Problem to solve: For the material that follows, list every line containing the word "this".

[start Task input]

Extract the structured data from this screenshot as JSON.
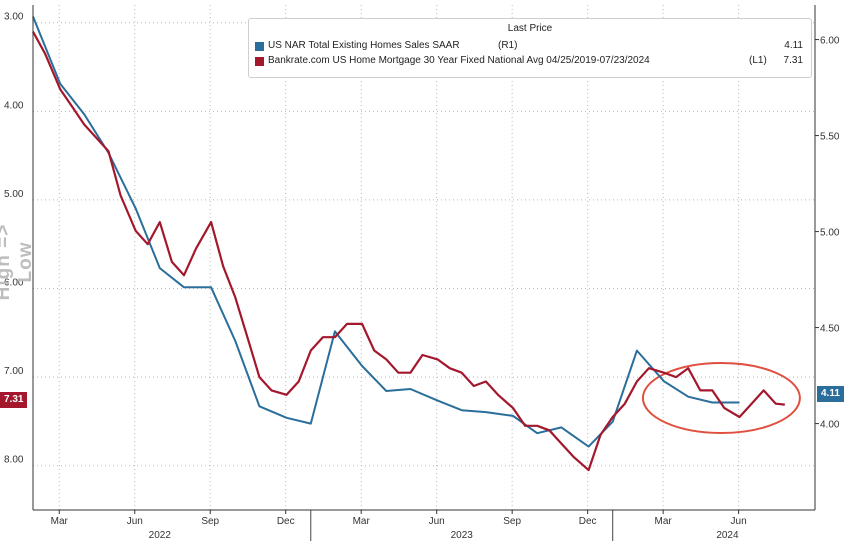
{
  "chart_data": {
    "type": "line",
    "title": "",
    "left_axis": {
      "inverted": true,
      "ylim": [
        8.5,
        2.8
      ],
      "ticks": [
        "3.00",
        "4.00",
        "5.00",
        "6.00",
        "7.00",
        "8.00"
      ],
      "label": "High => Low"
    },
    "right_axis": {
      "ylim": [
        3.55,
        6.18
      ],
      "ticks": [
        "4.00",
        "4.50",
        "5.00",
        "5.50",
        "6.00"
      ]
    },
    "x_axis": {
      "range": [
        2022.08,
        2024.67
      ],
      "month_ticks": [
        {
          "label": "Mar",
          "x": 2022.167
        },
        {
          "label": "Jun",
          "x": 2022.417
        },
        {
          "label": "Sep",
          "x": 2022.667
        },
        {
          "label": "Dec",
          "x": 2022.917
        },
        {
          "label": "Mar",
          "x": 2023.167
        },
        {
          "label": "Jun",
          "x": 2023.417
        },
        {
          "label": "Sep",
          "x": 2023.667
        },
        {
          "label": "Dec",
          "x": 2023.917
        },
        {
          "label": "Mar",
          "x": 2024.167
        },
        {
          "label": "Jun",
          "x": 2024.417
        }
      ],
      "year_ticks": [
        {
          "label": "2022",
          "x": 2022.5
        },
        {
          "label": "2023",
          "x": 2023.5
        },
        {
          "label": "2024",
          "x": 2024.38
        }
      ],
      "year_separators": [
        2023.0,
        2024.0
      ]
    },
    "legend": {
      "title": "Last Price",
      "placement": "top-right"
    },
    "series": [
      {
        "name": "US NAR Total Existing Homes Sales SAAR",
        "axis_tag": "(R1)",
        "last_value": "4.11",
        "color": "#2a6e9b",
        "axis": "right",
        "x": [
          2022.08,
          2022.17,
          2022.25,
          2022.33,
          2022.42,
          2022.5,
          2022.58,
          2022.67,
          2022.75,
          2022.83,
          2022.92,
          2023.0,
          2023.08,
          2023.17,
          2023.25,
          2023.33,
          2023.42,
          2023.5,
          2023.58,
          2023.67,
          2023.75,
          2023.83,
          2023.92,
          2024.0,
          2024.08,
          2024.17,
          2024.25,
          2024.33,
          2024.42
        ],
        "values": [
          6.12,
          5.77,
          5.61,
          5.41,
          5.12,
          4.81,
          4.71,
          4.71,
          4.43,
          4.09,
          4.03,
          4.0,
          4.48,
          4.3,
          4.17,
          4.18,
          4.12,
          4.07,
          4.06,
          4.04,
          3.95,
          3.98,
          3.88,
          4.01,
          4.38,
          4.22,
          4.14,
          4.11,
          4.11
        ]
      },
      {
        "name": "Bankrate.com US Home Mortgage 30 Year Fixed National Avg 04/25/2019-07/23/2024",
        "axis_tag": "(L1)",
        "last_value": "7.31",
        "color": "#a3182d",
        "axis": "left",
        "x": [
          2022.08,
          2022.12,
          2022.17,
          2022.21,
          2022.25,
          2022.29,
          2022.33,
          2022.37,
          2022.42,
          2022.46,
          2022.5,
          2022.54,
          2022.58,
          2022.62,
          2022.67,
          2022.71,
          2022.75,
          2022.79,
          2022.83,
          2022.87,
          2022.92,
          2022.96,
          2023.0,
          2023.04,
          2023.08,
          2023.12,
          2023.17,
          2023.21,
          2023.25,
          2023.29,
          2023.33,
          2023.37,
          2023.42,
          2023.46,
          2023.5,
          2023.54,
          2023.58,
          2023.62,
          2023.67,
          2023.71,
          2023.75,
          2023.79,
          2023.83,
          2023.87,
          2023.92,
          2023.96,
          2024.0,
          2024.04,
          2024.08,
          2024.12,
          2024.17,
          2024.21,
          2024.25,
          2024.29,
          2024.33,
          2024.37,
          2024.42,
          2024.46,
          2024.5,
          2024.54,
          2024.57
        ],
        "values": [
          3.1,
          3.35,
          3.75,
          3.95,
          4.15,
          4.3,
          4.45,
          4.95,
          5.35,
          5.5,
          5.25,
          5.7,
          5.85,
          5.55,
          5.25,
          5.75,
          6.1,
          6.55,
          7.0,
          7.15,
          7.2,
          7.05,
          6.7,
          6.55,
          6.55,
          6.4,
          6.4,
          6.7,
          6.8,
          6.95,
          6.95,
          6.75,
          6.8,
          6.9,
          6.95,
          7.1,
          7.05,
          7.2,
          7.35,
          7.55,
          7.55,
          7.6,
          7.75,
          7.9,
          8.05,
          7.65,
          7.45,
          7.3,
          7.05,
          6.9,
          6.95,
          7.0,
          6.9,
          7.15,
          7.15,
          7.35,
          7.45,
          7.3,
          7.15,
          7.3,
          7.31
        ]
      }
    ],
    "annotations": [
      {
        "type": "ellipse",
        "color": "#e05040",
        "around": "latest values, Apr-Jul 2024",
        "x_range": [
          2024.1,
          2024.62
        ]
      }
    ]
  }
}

[end Task input]
[start Task input]

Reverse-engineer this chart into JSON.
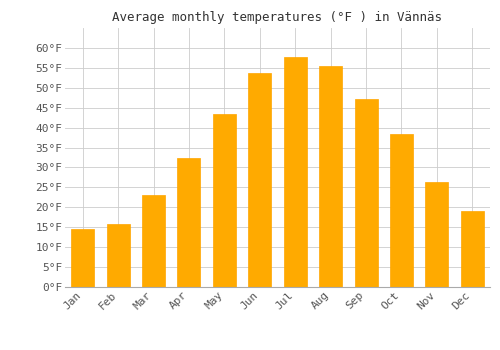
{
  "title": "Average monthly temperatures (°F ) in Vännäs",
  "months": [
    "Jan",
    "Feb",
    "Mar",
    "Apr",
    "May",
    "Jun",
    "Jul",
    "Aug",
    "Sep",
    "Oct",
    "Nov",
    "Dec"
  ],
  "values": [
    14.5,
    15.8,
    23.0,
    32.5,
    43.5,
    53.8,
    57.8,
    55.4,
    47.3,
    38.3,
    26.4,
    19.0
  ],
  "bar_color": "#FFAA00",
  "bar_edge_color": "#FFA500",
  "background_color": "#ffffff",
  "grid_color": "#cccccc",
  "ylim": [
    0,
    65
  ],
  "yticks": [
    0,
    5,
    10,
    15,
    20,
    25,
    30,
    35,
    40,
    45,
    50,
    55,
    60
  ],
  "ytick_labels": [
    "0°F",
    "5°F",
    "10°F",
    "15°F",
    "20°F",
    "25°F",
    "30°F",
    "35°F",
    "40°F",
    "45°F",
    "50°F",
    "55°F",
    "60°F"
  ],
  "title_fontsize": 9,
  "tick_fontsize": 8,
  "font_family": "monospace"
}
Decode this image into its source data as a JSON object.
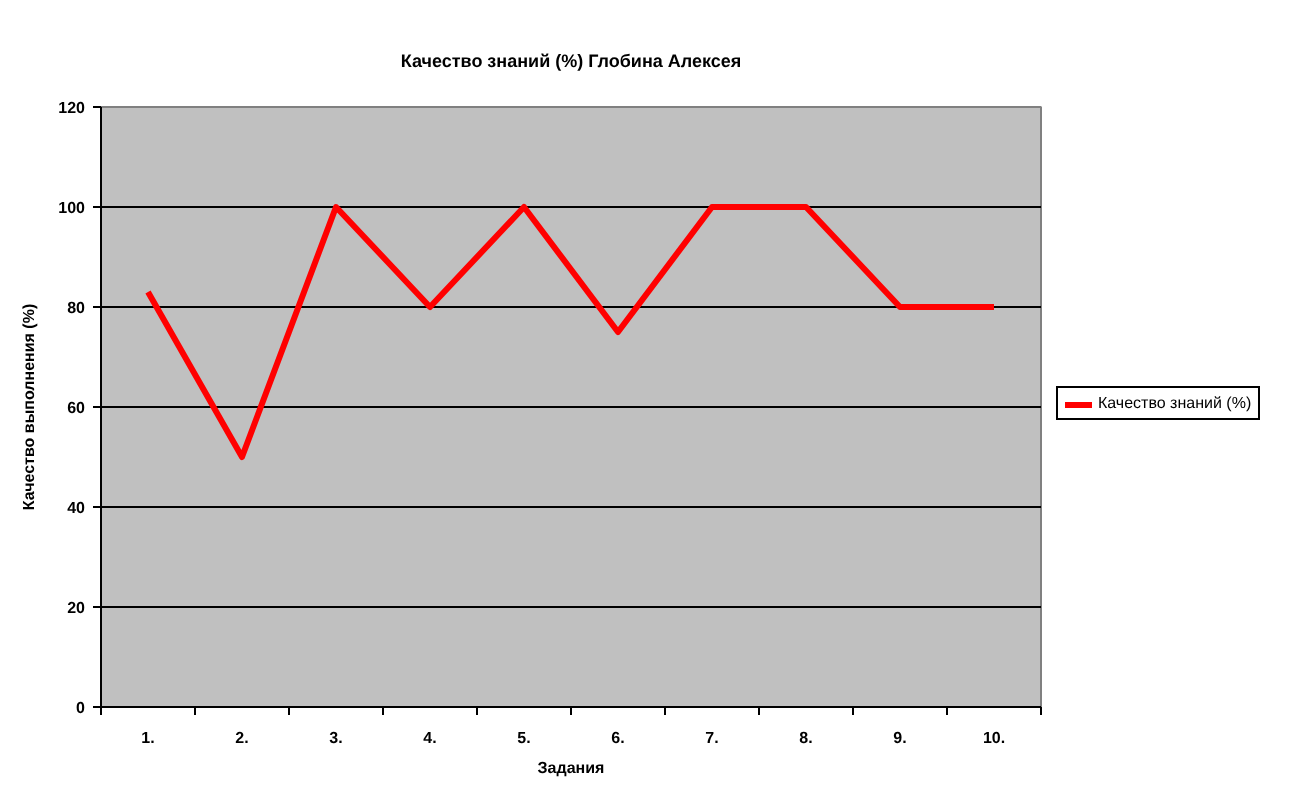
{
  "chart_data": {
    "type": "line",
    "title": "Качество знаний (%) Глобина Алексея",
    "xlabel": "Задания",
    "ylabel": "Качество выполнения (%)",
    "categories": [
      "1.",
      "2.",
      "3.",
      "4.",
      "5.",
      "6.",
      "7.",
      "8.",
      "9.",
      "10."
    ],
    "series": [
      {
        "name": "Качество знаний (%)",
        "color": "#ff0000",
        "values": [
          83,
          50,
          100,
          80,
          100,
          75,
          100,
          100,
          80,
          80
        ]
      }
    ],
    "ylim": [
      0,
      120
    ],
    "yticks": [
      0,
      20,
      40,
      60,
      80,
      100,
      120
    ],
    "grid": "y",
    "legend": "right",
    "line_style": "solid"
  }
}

[end Task input]
[start Task input]

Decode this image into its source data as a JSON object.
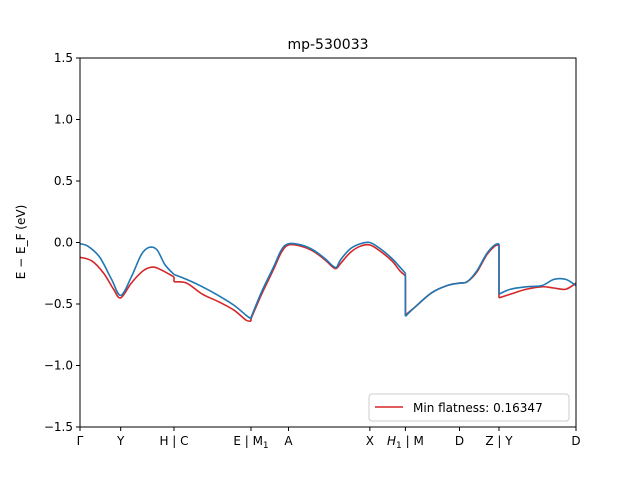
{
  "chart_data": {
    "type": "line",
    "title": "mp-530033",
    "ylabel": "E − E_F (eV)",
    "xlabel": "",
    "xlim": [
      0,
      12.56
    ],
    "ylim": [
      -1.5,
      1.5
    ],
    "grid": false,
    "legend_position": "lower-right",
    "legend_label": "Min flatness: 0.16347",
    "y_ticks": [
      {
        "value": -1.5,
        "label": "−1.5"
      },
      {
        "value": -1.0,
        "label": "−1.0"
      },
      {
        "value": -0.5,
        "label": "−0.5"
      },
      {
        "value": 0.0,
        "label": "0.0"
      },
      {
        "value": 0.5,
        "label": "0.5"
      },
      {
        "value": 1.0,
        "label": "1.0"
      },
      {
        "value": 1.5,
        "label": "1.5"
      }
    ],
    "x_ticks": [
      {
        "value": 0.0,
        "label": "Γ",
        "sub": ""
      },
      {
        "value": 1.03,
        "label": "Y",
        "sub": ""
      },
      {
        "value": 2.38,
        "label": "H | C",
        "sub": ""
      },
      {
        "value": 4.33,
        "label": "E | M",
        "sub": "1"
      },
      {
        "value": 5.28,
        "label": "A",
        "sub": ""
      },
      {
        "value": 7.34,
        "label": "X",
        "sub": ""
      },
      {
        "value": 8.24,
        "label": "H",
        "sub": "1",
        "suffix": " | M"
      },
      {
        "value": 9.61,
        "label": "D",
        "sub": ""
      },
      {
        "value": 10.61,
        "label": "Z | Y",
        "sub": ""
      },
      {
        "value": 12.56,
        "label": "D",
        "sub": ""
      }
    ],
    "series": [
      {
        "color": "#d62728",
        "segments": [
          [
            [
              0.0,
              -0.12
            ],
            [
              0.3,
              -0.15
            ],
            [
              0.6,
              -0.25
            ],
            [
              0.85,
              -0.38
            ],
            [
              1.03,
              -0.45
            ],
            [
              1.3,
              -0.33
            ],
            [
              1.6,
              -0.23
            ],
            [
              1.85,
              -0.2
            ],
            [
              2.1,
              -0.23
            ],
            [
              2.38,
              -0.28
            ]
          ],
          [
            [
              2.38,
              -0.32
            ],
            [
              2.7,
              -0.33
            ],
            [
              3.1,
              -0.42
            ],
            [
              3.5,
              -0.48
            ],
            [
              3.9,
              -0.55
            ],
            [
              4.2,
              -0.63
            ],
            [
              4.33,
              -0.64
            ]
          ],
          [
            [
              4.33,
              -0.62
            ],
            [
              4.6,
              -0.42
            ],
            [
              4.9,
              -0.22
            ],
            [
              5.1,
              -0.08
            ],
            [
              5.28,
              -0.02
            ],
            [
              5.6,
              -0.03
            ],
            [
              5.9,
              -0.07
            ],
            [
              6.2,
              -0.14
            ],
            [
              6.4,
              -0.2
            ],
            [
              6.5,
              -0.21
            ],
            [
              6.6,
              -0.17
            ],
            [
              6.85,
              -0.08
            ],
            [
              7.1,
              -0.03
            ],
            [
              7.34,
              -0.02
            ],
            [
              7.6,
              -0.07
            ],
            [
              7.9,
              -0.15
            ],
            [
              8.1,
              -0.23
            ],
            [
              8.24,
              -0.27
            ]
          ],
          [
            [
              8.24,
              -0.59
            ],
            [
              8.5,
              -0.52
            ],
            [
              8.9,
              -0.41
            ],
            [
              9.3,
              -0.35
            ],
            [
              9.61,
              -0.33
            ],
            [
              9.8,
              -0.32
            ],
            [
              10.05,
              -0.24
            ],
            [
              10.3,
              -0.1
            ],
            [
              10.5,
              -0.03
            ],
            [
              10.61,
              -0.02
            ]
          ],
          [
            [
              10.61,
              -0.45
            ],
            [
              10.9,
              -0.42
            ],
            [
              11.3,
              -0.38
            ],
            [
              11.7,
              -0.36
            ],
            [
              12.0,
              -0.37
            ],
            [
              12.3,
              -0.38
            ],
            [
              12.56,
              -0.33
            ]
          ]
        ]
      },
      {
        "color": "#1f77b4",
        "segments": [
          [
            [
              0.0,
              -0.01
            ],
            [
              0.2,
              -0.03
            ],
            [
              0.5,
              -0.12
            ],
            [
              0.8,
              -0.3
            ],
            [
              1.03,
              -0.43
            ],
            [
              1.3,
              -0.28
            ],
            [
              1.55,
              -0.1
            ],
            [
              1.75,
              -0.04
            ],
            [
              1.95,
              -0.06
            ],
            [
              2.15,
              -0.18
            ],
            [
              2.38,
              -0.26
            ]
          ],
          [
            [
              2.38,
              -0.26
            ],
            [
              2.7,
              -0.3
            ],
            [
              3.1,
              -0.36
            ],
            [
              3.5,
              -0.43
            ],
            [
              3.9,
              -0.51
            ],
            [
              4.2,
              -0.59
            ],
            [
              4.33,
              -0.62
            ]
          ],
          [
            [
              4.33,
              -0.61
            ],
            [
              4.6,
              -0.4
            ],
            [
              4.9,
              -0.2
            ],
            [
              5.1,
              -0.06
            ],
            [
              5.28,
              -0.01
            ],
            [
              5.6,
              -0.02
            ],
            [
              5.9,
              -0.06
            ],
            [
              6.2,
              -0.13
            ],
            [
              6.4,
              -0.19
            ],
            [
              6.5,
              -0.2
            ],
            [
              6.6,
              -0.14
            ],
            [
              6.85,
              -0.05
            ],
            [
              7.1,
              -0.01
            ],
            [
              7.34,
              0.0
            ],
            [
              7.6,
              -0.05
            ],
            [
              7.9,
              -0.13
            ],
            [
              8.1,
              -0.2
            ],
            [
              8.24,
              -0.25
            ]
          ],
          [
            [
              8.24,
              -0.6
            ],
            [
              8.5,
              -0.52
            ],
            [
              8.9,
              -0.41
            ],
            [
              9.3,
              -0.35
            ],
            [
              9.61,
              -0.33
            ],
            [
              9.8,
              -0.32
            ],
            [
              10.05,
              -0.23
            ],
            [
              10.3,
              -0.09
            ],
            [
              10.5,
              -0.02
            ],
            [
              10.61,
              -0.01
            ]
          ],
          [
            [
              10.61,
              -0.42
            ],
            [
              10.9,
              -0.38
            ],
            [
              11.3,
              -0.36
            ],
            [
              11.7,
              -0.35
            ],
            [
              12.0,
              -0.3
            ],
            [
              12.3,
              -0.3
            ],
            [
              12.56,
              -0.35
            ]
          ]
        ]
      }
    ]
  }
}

[end Task input]

Expected answer:
Extract the structured data from this screenshot as JSON.
Reverse-engineer this chart into JSON.
Decode this image into its source data as a JSON object.
Decode this image into its source data as a JSON object.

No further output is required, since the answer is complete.